Problem description
Make a verbatim copy of the entries below; pictures stay out.

———

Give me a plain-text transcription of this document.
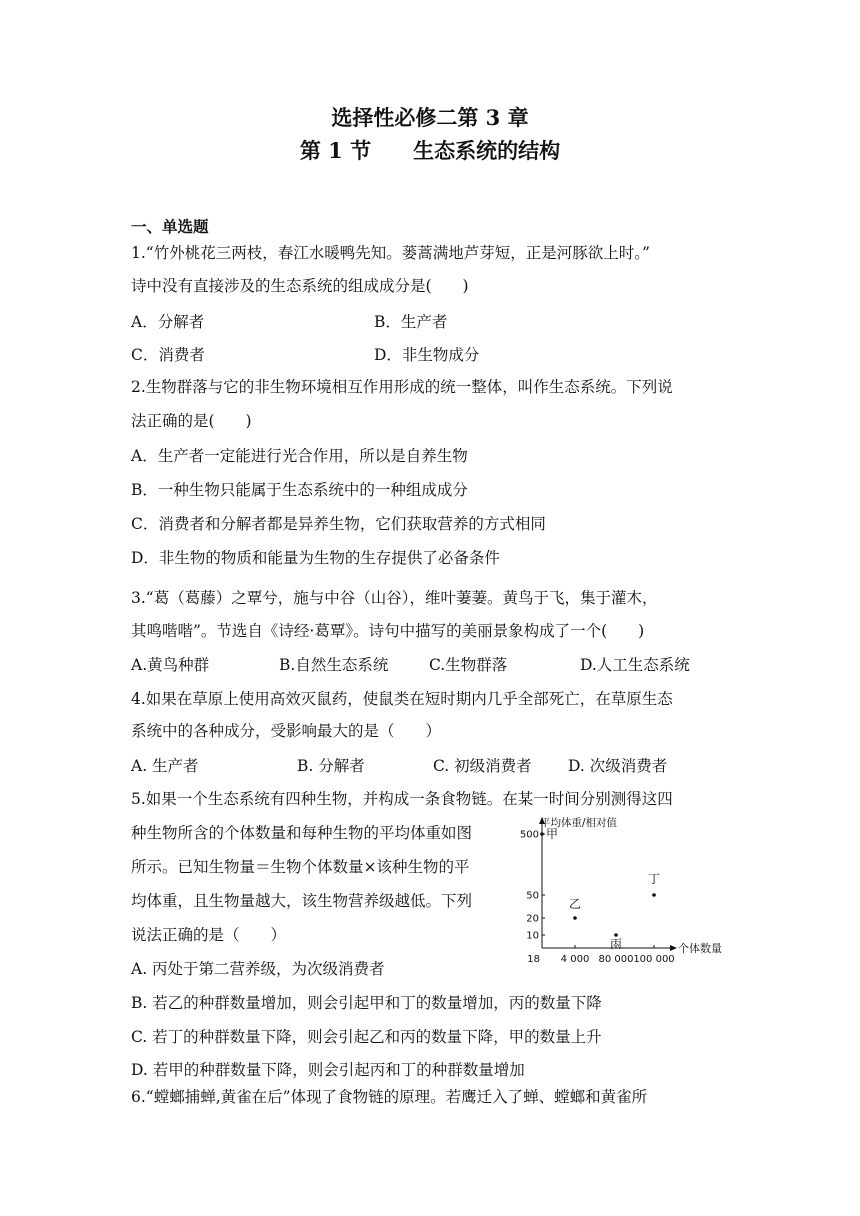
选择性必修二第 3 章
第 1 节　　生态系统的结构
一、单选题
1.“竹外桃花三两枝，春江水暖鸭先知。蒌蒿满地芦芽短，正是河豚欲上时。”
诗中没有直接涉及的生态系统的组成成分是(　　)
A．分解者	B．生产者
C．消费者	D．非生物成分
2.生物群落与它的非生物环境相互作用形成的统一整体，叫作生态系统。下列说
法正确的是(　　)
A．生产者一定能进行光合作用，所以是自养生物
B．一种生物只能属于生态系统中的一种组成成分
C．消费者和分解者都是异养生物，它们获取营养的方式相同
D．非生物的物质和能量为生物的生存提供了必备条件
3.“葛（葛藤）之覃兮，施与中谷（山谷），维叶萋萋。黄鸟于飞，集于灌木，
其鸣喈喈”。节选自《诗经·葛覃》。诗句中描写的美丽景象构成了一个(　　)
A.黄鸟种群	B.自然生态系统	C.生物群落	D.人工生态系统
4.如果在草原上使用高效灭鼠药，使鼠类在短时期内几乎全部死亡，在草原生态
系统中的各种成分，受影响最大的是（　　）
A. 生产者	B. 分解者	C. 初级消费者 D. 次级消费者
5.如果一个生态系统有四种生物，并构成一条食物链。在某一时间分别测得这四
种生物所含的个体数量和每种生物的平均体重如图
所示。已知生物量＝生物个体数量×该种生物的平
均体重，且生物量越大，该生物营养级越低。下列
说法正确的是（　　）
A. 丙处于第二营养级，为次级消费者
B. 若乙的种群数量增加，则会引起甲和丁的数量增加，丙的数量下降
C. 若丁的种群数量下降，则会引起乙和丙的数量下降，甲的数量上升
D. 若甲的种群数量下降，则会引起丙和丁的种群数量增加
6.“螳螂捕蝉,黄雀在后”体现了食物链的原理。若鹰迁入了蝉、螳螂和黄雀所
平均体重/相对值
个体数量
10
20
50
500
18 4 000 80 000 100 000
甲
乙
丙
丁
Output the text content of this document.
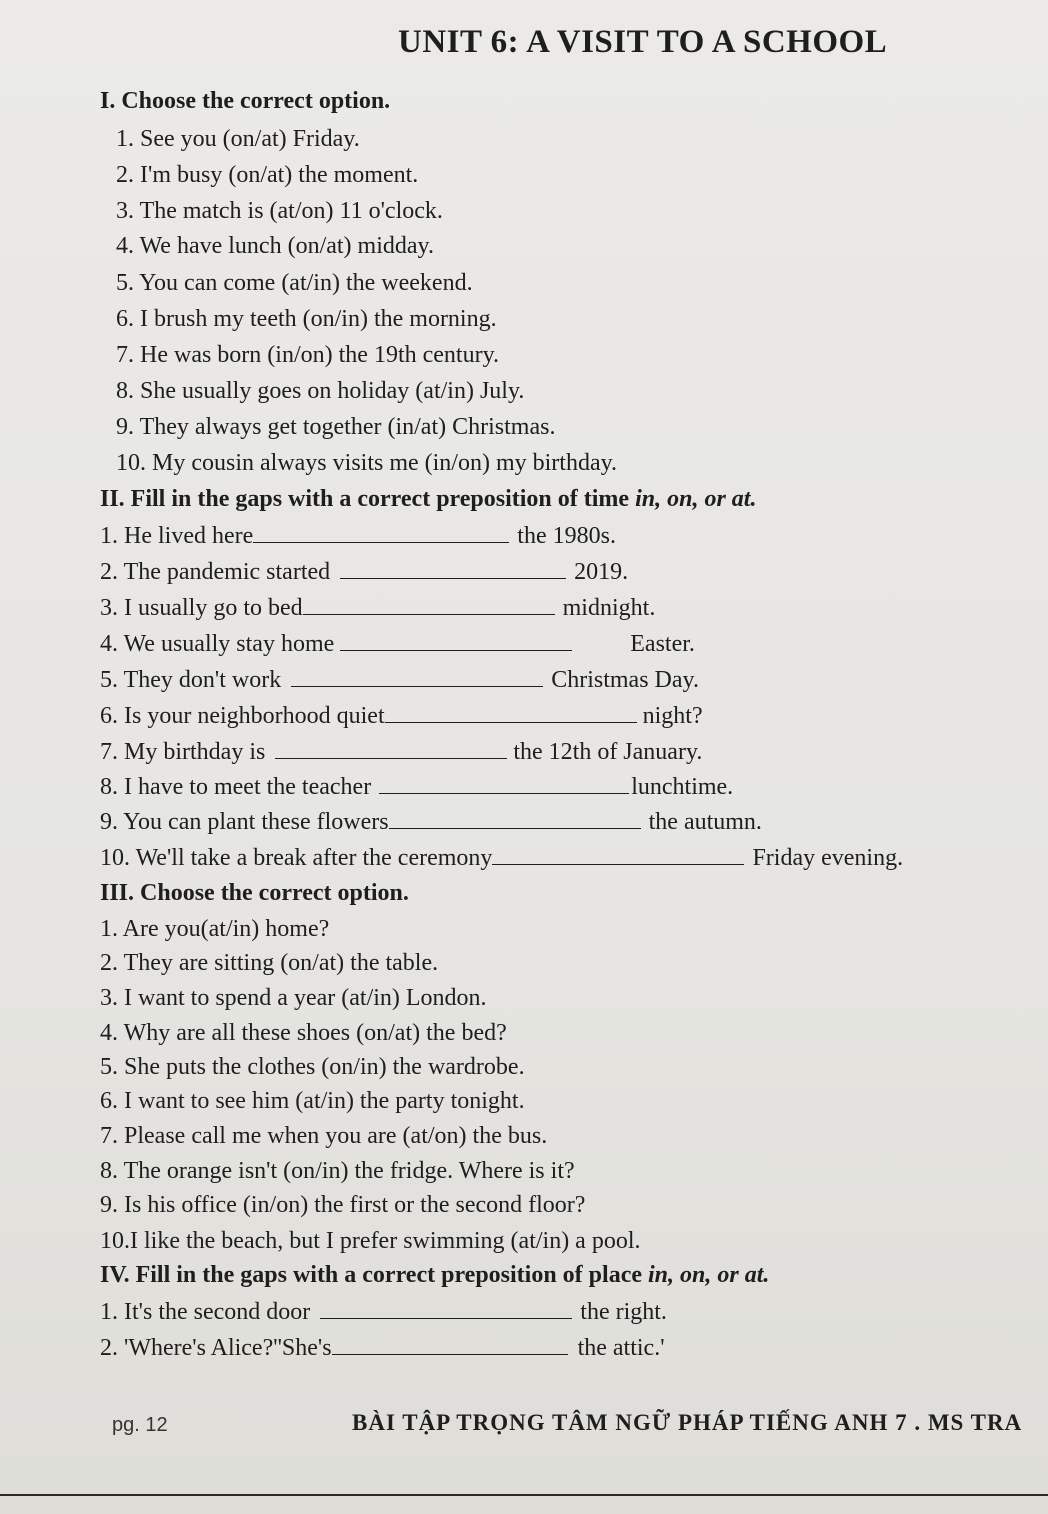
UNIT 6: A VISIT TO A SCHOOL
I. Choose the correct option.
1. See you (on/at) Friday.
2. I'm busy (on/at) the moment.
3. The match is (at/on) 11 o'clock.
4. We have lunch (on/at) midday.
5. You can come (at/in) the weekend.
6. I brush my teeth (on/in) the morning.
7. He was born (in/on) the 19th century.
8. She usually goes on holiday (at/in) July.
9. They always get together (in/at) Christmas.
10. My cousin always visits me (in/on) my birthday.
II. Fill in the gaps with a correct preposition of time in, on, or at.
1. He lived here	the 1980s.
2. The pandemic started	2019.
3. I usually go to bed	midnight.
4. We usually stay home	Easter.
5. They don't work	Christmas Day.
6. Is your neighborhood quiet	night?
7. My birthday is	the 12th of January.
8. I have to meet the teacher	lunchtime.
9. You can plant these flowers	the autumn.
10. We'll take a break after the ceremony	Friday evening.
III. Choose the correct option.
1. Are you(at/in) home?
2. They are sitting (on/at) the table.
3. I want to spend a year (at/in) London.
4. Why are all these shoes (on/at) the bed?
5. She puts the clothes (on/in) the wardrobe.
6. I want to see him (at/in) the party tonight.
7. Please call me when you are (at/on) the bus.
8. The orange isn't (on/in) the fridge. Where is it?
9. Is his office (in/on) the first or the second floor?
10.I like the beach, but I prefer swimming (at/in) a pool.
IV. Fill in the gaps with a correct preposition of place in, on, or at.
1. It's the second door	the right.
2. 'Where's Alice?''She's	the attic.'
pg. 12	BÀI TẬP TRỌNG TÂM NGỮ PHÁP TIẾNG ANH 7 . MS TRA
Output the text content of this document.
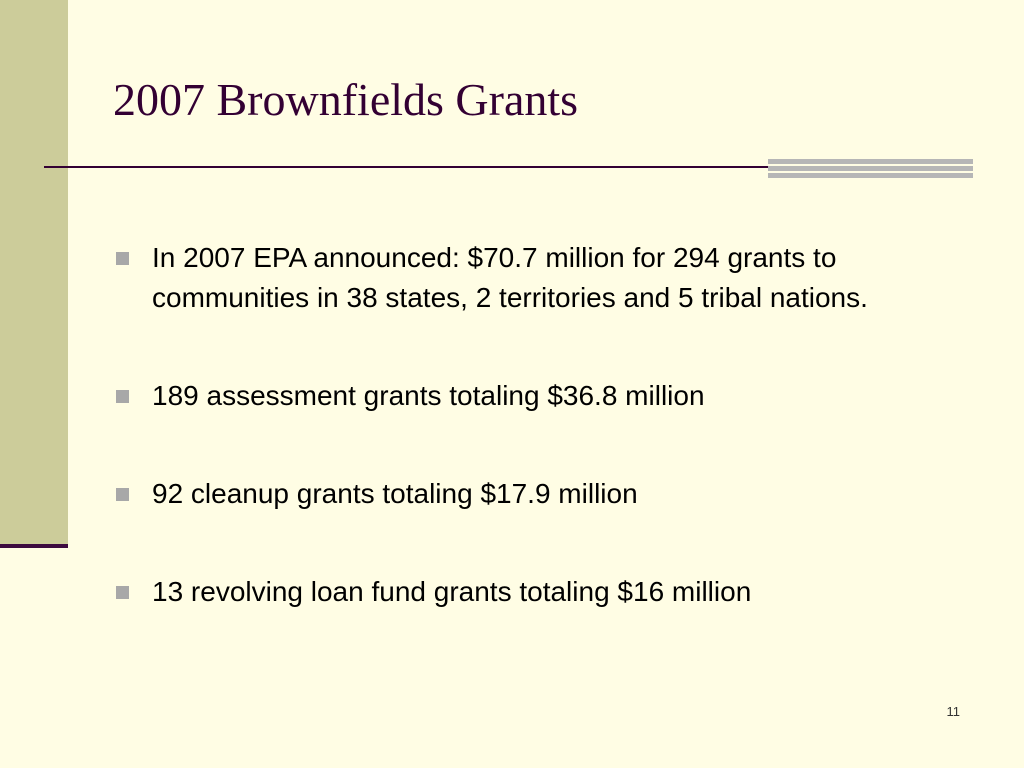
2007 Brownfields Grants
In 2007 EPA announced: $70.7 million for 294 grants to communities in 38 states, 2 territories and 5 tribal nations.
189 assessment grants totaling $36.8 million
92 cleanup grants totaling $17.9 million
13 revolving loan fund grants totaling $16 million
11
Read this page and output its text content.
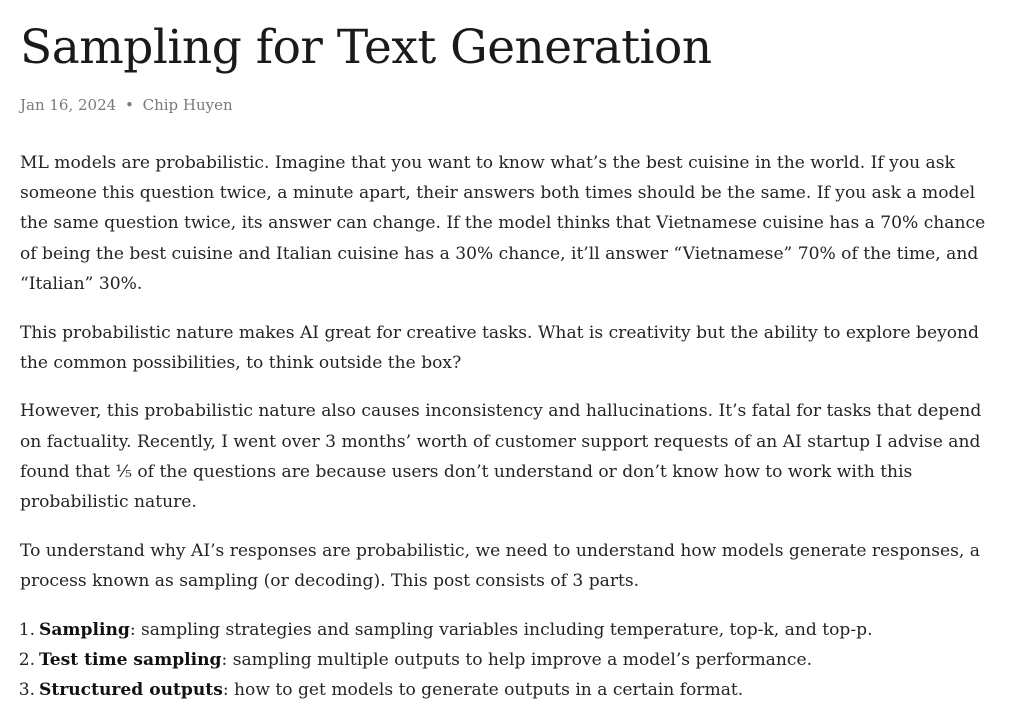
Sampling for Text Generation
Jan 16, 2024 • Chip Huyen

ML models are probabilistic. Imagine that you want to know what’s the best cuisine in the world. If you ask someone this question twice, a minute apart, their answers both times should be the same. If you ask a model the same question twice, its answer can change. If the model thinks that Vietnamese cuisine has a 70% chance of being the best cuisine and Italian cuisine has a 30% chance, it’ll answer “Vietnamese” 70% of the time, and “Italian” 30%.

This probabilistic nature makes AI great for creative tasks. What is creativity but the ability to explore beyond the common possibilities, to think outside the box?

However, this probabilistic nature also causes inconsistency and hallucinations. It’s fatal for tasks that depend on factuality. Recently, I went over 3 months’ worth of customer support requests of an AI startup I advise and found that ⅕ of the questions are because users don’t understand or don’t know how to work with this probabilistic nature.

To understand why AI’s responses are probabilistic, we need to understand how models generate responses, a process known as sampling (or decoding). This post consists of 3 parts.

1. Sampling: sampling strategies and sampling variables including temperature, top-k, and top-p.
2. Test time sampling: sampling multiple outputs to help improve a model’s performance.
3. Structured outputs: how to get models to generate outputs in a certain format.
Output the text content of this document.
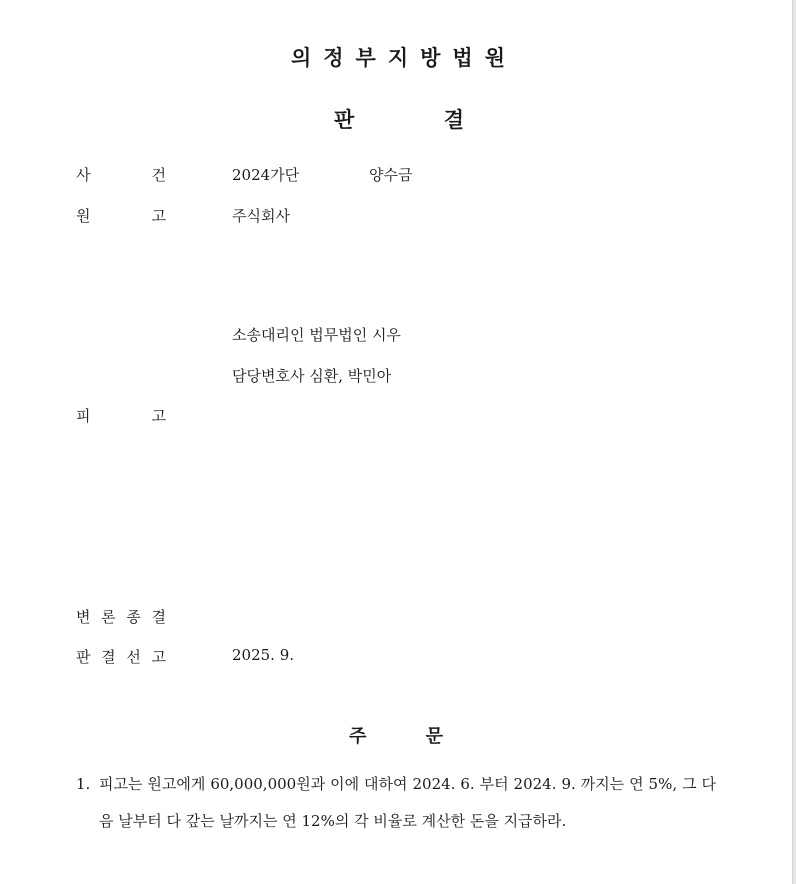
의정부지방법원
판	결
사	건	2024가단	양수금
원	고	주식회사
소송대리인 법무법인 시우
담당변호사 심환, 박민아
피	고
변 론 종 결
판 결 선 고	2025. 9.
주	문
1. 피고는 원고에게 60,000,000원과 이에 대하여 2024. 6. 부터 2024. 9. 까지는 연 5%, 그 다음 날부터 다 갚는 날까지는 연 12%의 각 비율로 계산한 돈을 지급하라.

———

The reply
Give me a plain-text transcription of this document.
选择性必修二第 3 章
第 1 节　　生态系统的结构
一、单选题
1.“竹外桃花三两枝，春江水暖鸭先知。蒌蒿满地芦芽短，正是河豚欲上时。”
诗中没有直接涉及的生态系统的组成成分是(　　)
A．分解者	B．生产者
C．消费者	D．非生物成分
2.生物群落与它的非生物环境相互作用形成的统一整体，叫作生态系统。下列说
法正确的是(　　)
A．生产者一定能进行光合作用，所以是自养生物
B．一种生物只能属于生态系统中的一种组成成分
C．消费者和分解者都是异养生物，它们获取营养的方式相同
D．非生物的物质和能量为生物的生存提供了必备条件
3.“葛（葛藤）之覃兮，施与中谷（山谷），维叶萋萋。黄鸟于飞，集于灌木，
其鸣喈喈”。节选自《诗经·葛覃》。诗句中描写的美丽景象构成了一个(　　)
A.黄鸟种群	B.自然生态系统	C.生物群落	D.人工生态系统
4.如果在草原上使用高效灭鼠药，使鼠类在短时期内几乎全部死亡，在草原生态
系统中的各种成分，受影响最大的是（　　）
A. 生产者	B. 分解者	C. 初级消费者 D. 次级消费者
5.如果一个生态系统有四种生物，并构成一条食物链。在某一时间分别测得这四
种生物所含的个体数量和每种生物的平均体重如图
所示。已知生物量＝生物个体数量×该种生物的平
均体重，且生物量越大，该生物营养级越低。下列
说法正确的是（　　）
A. 丙处于第二营养级，为次级消费者
B. 若乙的种群数量增加，则会引起甲和丁的数量增加，丙的数量下降
C. 若丁的种群数量下降，则会引起乙和丙的数量下降，甲的数量上升
D. 若甲的种群数量下降，则会引起丙和丁的种群数量增加
6.“螳螂捕蝉,黄雀在后”体现了食物链的原理。若鹰迁入了蝉、螳螂和黄雀所
平均体重/相对值
个体数量
10
20
50
500
18 4 000 80 000 100 000
甲
乙
丙
丁
Output the text content of this document.
UNIT 6: A VISIT TO A SCHOOL
I. Choose the correct option.
1. See you (on/at) Friday.
2. I'm busy (on/at) the moment.
3. The match is (at/on) 11 o'clock.
4. We have lunch (on/at) midday.
5. You can come (at/in) the weekend.
6. I brush my teeth (on/in) the morning.
7. He was born (in/on) the 19th century.
8. She usually goes on holiday (at/in) July.
9. They always get together (in/at) Christmas.
10. My cousin always visits me (in/on) my birthday.
II. Fill in the gaps with a correct preposition of time in, on, or at.
1. He lived here	the 1980s.
2. The pandemic started	2019.
3. I usually go to bed	midnight.
4. We usually stay home	Easter.
5. They don't work	Christmas Day.
6. Is your neighborhood quiet	night?
7. My birthday is	the 12th of January.
8. I have to meet the teacher	lunchtime.
9. You can plant these flowers	the autumn.
10. We'll take a break after the ceremony	Friday evening.
III. Choose the correct option.
1. Are you(at/in) home?
2. They are sitting (on/at) the table.
3. I want to spend a year (at/in) London.
4. Why are all these shoes (on/at) the bed?
5. She puts the clothes (on/in) the wardrobe.
6. I want to see him (at/in) the party tonight.
7. Please call me when you are (at/on) the bus.
8. The orange isn't (on/in) the fridge. Where is it?
9. Is his office (in/on) the first or the second floor?
10.I like the beach, but I prefer swimming (at/in) a pool.
IV. Fill in the gaps with a correct preposition of place in, on, or at.
1. It's the second door	the right.
2. 'Where's Alice?''She's	the attic.'
pg. 12	BÀI TẬP TRỌNG TÂM NGỮ PHÁP TIẾNG ANH 7 . MS TRA
Output the text content of this document.
2007 Brownfields Grants
In 2007 EPA announced: $70.7 million for 294 grants to communities in 38 states, 2 territories and 5 tribal nations.
189 assessment grants totaling $36.8 million
92 cleanup grants totaling $17.9 million
13 revolving loan fund grants totaling $16 million
11
Read this page and output its text content.
Sampling for Text Generation
Jan 16, 2024 • Chip Huyen

ML models are probabilistic. Imagine that you want to know what’s the best cuisine in the world. If you ask someone this question twice, a minute apart, their answers both times should be the same. If you ask a model the same question twice, its answer can change. If the model thinks that Vietnamese cuisine has a 70% chance of being the best cuisine and Italian cuisine has a 30% chance, it’ll answer “Vietnamese” 70% of the time, and “Italian” 30%.

This probabilistic nature makes AI great for creative tasks. What is creativity but the ability to explore beyond the common possibilities, to think outside the box?

However, this probabilistic nature also causes inconsistency and hallucinations. It’s fatal for tasks that depend on factuality. Recently, I went over 3 months’ worth of customer support requests of an AI startup I advise and found that ⅕ of the questions are because users don’t understand or don’t know how to work with this probabilistic nature.

To understand why AI’s responses are probabilistic, we need to understand how models generate responses, a process known as sampling (or decoding). This post consists of 3 parts.

1. Sampling: sampling strategies and sampling variables including temperature, top-k, and top-p.
2. Test time sampling: sampling multiple outputs to help improve a model’s performance.
3. Structured outputs: how to get models to generate outputs in a certain format.
Output the text content of this document.
의정부지방법원
판	결
사	건	2024가단	양수금
원	고	주식회사
소송대리인 법무법인 시우
담당변호사 심환, 박민아
피	고
변 론 종 결
판 결 선 고	2025. 9.
주	문
1. 피고는 원고에게 60,000,000원과 이에 대하여 2024. 6. 부터 2024. 9. 까지는 연 5%, 그 다음 날부터 다 갚는 날까지는 연 12%의 각 비율로 계산한 돈을 지급하라.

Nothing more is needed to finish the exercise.